Objective
From the line that includes "Parse this screenshot: output" to the last line of the records, inclusive, repeat each line exactly.
******
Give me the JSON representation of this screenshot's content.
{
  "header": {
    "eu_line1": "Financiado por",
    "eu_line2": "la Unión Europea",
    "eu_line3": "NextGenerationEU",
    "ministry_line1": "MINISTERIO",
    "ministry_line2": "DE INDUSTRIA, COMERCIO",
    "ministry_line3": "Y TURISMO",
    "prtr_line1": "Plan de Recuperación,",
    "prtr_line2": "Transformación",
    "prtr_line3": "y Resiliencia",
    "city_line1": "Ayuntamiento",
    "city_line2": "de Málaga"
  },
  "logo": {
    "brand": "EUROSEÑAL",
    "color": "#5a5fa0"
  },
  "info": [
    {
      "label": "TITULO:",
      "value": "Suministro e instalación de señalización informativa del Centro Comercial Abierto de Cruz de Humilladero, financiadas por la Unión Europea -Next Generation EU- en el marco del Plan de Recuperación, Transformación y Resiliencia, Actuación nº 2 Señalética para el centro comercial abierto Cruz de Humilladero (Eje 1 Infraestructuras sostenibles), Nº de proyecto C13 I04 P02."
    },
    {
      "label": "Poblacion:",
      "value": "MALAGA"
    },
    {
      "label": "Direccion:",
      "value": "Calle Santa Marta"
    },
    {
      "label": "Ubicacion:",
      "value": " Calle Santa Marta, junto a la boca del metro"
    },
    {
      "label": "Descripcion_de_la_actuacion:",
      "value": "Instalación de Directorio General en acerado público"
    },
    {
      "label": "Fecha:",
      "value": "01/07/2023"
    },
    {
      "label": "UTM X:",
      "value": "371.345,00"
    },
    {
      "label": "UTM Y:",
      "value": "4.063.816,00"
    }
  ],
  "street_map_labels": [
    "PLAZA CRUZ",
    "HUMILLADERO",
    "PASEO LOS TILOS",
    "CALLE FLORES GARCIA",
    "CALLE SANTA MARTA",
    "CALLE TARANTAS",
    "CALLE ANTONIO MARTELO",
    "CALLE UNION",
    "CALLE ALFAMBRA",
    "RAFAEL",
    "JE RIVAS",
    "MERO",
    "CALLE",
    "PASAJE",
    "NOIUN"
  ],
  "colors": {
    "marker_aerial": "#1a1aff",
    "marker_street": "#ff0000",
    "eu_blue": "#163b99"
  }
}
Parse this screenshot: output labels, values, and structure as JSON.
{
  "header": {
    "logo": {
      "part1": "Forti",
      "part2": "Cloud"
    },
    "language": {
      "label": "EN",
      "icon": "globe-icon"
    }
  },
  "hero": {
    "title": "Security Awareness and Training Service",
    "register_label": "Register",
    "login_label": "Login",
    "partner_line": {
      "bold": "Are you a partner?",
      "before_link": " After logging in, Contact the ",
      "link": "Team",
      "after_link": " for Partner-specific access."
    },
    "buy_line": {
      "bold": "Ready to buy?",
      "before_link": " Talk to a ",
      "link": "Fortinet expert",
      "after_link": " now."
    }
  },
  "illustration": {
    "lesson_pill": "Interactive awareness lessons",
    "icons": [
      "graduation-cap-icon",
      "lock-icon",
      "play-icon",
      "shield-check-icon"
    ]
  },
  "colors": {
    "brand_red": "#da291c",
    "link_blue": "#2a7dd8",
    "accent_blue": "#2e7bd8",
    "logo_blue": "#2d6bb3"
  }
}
******
Solution for this task
Parse this screenshot: output labels, values, and structure as JSON.
{
  "header": {
    "logo": {
      "part1": "Forti",
      "part2": "Cloud"
    },
    "language": {
      "label": "EN",
      "icon": "globe-icon"
    }
  },
  "hero": {
    "title": "Security Awareness and Training Service",
    "register_label": "Register",
    "login_label": "Login",
    "partner_line": {
      "bold": "Are you a partner?",
      "before_link": " After logging in, Contact the ",
      "link": "Team",
      "after_link": " for Partner-specific access."
    },
    "buy_line": {
      "bold": "Ready to buy?",
      "before_link": " Talk to a ",
      "link": "Fortinet expert",
      "after_link": " now."
    }
  },
  "illustration": {
    "lesson_pill": "Interactive awareness lessons",
    "icons": [
      "graduation-cap-icon",
      "lock-icon",
      "play-icon",
      "shield-check-icon"
    ]
  },
  "colors": {
    "brand_red": "#da291c",
    "link_blue": "#2a7dd8",
    "accent_blue": "#2e7bd8",
    "logo_blue": "#2d6bb3"
  }
}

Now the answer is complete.